#### EXERCISE GOAL:
Write out all the data again, exactly as it stands.

#####

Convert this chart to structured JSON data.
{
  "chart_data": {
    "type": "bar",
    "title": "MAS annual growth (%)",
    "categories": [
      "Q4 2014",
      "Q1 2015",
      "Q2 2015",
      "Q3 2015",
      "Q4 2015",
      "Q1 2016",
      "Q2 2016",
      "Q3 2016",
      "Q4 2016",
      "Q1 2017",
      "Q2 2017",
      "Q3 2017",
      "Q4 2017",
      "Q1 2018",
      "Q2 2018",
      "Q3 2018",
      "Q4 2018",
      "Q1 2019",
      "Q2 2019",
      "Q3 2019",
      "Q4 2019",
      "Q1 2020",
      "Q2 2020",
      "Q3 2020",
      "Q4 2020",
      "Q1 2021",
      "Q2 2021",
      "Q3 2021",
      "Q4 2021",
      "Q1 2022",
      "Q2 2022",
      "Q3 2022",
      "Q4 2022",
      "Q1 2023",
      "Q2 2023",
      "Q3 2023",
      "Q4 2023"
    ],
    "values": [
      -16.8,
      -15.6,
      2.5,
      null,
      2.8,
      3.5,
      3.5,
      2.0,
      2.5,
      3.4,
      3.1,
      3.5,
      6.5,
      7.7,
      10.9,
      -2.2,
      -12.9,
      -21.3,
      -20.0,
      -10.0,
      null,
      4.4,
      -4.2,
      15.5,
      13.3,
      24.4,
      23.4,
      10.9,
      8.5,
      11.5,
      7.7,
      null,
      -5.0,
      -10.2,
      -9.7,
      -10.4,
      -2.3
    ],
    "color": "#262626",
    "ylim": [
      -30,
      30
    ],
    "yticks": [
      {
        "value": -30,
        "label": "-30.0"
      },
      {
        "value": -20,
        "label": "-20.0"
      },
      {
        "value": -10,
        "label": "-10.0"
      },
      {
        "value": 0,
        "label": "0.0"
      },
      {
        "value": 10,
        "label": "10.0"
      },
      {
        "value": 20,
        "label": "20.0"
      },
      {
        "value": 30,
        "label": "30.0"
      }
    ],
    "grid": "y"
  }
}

#####

#### ANSWER FOR THE TASK:
Convert this chart to structured JSON data.
{
  "chart_data": {
    "type": "bar",
    "title": "MAS annual growth (%)",
    "categories": [
      "Q4 2014",
      "Q1 2015",
      "Q2 2015",
      "Q3 2015",
      "Q4 2015",
      "Q1 2016",
      "Q2 2016",
      "Q3 2016",
      "Q4 2016",
      "Q1 2017",
      "Q2 2017",
      "Q3 2017",
      "Q4 2017",
      "Q1 2018",
      "Q2 2018",
      "Q3 2018",
      "Q4 2018",
      "Q1 2019",
      "Q2 2019",
      "Q3 2019",
      "Q4 2019",
      "Q1 2020",
      "Q2 2020",
      "Q3 2020",
      "Q4 2020",
      "Q1 2021",
      "Q2 2021",
      "Q3 2021",
      "Q4 2021",
      "Q1 2022",
      "Q2 2022",
      "Q3 2022",
      "Q4 2022",
      "Q1 2023",
      "Q2 2023",
      "Q3 2023",
      "Q4 2023"
    ],
    "values": [
      -16.8,
      -15.6,
      2.5,
      null,
      2.8,
      3.5,
      3.5,
      2.0,
      2.5,
      3.4,
      3.1,
      3.5,
      6.5,
      7.7,
      10.9,
      -2.2,
      -12.9,
      -21.3,
      -20.0,
      -10.0,
      null,
      4.4,
      -4.2,
      15.5,
      13.3,
      24.4,
      23.4,
      10.9,
      8.5,
      11.5,
      7.7,
      null,
      -5.0,
      -10.2,
      -9.7,
      -10.4,
      -2.3
    ],
    "color": "#262626",
    "ylim": [
      -30,
      30
    ],
    "yticks": [
      {
        "value": -30,
        "label": "-30.0"
      },
      {
        "value": -20,
        "label": "-20.0"
      },
      {
        "value": -10,
        "label": "-10.0"
      },
      {
        "value": 0,
        "label": "0.0"
      },
      {
        "value": 10,
        "label": "10.0"
      },
      {
        "value": 20,
        "label": "20.0"
      },
      {
        "value": 30,
        "label": "30.0"
      }
    ],
    "grid": "y"
  }
}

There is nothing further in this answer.